** start Provided information **

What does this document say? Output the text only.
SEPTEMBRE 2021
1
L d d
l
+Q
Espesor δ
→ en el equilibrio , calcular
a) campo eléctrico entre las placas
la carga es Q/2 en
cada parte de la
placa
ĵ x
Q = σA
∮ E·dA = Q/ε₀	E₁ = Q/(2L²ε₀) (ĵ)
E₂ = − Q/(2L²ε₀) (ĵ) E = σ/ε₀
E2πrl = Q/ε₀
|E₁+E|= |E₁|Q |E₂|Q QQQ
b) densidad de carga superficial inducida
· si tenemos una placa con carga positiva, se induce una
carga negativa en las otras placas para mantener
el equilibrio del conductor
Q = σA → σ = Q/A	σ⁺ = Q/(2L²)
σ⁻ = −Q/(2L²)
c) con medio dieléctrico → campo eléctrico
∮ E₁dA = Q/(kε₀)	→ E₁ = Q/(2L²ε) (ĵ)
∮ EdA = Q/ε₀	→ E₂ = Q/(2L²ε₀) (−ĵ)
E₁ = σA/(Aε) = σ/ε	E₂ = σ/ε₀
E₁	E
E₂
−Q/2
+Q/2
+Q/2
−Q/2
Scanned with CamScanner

** end Provided information **
** start Provided information **

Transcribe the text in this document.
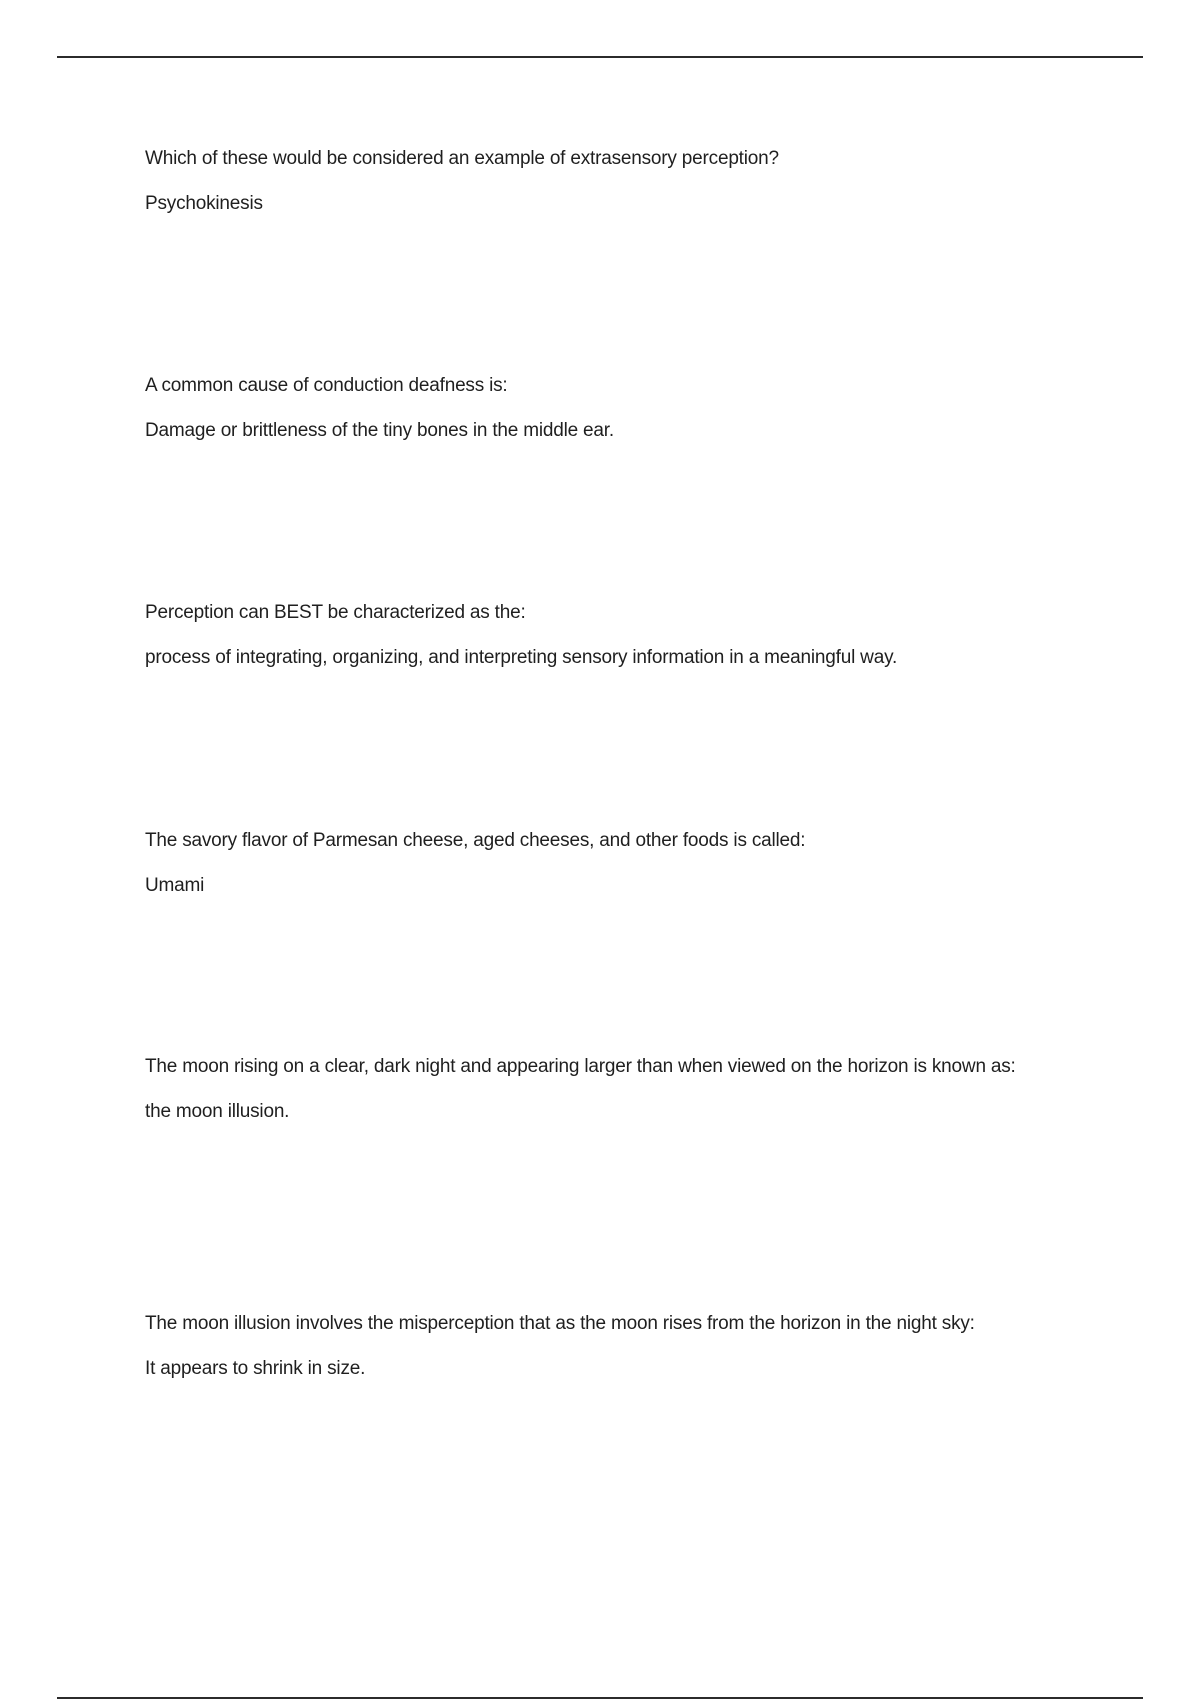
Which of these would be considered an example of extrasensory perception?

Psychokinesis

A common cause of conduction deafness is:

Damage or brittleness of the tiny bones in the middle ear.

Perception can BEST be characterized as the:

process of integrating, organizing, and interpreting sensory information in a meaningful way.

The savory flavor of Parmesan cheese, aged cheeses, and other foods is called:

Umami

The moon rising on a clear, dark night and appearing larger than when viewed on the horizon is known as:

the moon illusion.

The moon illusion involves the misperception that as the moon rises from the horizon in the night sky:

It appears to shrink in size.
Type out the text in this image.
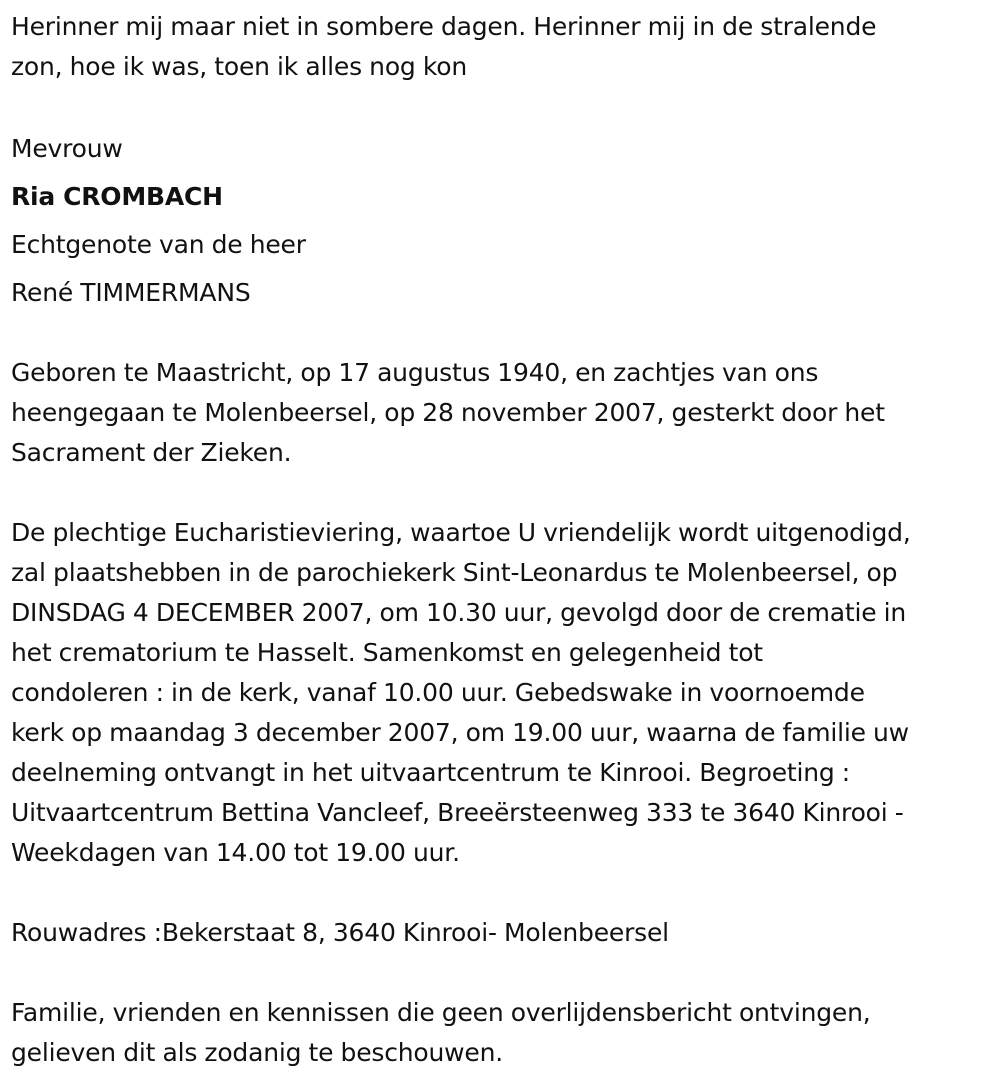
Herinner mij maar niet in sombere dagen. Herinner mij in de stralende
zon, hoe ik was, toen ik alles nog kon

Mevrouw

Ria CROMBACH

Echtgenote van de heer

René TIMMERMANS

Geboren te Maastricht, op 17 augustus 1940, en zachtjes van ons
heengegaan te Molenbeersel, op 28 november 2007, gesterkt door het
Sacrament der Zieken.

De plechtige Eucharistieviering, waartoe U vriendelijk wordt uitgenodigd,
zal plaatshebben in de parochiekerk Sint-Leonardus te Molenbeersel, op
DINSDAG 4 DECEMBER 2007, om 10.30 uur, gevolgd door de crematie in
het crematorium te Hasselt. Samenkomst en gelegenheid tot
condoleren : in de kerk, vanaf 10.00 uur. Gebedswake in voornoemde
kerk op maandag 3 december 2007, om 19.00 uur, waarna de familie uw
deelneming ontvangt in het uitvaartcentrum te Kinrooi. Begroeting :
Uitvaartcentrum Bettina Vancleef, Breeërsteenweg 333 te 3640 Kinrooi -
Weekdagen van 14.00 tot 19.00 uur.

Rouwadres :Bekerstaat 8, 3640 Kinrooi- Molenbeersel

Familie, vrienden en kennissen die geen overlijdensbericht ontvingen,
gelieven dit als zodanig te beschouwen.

** end Provided information **

> _Task instructions_: Determine the number of lines in the records that include the string "illusion", and respond with that number only.

> _Completed exercise_: 2